##### GIVEN DATA

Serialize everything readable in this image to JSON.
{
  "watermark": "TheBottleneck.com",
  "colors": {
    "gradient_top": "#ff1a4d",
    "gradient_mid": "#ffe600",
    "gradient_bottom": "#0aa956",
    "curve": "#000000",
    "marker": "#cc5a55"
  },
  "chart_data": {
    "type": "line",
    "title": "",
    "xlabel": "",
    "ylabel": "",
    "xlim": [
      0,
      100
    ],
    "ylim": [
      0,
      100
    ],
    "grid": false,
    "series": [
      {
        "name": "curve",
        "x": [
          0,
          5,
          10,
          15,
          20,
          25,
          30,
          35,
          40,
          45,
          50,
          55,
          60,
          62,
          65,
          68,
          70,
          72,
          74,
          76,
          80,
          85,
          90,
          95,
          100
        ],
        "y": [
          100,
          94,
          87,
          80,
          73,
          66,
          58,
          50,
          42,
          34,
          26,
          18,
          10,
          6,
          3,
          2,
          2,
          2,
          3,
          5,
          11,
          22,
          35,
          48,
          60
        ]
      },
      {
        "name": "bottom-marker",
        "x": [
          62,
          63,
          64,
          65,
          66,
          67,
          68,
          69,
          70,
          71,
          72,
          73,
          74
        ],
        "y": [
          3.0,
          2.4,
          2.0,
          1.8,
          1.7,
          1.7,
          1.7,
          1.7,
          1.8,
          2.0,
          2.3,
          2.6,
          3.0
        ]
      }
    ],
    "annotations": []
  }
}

##########

GOAL >> Retype the listing above in full, with no alterations.

COMPLETED EXERCISE >>
Serialize everything readable in this image to JSON.
{
  "watermark": "TheBottleneck.com",
  "colors": {
    "gradient_top": "#ff1a4d",
    "gradient_mid": "#ffe600",
    "gradient_bottom": "#0aa956",
    "curve": "#000000",
    "marker": "#cc5a55"
  },
  "chart_data": {
    "type": "line",
    "title": "",
    "xlabel": "",
    "ylabel": "",
    "xlim": [
      0,
      100
    ],
    "ylim": [
      0,
      100
    ],
    "grid": false,
    "series": [
      {
        "name": "curve",
        "x": [
          0,
          5,
          10,
          15,
          20,
          25,
          30,
          35,
          40,
          45,
          50,
          55,
          60,
          62,
          65,
          68,
          70,
          72,
          74,
          76,
          80,
          85,
          90,
          95,
          100
        ],
        "y": [
          100,
          94,
          87,
          80,
          73,
          66,
          58,
          50,
          42,
          34,
          26,
          18,
          10,
          6,
          3,
          2,
          2,
          2,
          3,
          5,
          11,
          22,
          35,
          48,
          60
        ]
      },
      {
        "name": "bottom-marker",
        "x": [
          62,
          63,
          64,
          65,
          66,
          67,
          68,
          69,
          70,
          71,
          72,
          73,
          74
        ],
        "y": [
          3.0,
          2.4,
          2.0,
          1.8,
          1.7,
          1.7,
          1.7,
          1.7,
          1.8,
          2.0,
          2.3,
          2.6,
          3.0
        ]
      }
    ],
    "annotations": []
  }
}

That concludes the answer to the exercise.